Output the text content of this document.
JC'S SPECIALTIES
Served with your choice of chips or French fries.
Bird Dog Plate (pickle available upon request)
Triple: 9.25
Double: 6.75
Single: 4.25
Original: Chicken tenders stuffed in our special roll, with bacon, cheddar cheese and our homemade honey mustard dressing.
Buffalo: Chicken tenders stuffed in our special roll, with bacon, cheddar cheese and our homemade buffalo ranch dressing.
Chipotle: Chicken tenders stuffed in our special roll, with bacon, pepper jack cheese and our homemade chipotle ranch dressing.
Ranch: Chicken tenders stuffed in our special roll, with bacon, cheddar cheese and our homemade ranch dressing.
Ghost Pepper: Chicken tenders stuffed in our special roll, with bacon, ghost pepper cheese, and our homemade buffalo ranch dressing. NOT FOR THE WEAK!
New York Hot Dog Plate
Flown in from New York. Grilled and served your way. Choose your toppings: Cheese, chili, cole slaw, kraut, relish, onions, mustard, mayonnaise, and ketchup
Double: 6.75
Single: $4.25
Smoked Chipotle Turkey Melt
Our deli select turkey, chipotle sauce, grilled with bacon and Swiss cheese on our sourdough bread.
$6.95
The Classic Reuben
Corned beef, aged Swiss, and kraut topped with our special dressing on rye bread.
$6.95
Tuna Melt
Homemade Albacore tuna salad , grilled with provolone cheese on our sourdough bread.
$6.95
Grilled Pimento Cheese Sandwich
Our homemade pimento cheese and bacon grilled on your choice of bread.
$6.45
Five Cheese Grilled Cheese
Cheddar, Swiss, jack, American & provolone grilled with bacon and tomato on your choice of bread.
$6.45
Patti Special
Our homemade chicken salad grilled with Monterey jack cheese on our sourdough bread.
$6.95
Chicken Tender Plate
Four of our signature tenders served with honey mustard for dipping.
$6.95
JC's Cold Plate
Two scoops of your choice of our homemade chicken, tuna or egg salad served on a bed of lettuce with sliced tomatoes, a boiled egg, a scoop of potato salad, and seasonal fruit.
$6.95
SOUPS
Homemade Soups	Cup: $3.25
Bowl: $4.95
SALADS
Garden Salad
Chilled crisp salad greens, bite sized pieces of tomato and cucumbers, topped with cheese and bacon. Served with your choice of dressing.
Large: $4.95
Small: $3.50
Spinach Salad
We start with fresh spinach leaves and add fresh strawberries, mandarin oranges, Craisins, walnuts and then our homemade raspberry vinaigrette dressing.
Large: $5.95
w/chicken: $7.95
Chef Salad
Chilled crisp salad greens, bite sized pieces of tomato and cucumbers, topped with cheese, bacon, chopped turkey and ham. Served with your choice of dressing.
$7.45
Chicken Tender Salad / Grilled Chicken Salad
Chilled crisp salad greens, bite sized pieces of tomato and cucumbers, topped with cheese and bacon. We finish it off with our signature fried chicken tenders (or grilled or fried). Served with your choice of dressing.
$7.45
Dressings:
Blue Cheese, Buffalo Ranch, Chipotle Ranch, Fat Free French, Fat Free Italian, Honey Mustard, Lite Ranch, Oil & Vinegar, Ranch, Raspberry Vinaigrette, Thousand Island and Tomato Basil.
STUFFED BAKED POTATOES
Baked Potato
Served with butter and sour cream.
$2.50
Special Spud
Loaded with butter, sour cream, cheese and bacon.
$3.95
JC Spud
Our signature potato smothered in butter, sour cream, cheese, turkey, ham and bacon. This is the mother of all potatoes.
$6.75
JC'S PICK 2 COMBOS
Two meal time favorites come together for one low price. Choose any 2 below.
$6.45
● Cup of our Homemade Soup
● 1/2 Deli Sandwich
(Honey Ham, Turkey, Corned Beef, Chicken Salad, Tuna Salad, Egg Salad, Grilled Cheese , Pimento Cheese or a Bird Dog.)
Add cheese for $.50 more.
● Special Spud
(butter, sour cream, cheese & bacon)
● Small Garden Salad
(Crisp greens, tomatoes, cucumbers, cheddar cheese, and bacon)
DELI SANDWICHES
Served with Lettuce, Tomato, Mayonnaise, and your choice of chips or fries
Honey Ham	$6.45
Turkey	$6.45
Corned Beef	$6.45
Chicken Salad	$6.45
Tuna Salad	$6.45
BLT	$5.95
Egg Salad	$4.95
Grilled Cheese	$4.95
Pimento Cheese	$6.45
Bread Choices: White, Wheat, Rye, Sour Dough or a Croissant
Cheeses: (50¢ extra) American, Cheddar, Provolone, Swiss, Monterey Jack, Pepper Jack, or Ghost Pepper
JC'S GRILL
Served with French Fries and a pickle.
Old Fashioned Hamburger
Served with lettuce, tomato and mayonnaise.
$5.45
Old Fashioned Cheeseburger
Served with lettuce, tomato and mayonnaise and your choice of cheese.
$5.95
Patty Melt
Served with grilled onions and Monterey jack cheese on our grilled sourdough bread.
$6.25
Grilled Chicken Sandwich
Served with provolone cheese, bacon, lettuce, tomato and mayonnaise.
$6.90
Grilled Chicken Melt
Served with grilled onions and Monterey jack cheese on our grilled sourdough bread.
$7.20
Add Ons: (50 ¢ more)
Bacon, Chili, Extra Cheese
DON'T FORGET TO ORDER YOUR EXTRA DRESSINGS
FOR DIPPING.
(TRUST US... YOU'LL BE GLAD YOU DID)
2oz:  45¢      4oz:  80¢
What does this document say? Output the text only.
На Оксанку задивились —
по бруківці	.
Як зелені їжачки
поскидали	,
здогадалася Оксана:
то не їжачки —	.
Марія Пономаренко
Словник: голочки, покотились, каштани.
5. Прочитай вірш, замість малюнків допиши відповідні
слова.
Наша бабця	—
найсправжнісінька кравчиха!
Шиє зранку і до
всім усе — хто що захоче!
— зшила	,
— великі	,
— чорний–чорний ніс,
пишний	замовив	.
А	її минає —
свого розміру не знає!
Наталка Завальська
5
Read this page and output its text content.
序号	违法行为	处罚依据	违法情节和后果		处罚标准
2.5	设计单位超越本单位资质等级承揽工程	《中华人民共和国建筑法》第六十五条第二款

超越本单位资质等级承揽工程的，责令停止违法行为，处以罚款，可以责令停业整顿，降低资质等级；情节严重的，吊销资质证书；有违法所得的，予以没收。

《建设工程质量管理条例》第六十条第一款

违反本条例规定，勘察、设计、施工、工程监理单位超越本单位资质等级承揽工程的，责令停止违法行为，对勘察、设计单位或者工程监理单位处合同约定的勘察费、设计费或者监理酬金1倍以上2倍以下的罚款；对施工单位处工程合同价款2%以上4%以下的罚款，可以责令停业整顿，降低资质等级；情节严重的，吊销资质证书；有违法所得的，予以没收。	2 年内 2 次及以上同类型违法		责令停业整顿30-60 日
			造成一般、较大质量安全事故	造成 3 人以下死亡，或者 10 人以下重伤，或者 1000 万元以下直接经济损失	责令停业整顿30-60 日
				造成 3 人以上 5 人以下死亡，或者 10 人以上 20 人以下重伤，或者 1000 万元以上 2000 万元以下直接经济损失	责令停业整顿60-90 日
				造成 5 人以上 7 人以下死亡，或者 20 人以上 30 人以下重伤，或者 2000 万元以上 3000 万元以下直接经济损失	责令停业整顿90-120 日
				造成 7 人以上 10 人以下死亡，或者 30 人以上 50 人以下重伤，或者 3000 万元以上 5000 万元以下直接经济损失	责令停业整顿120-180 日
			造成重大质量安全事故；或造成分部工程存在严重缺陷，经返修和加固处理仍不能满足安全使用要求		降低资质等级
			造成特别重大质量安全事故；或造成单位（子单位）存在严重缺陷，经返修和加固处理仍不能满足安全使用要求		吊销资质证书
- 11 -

◆ WORK TO DO: Filter the listing above for the string "Melt" and copy every matching line.

◆ WRITTEN SOLUTION:
Smoked Chipotle Turkey Melt
Tuna Melt
Patty Melt
Grilled Chicken Melt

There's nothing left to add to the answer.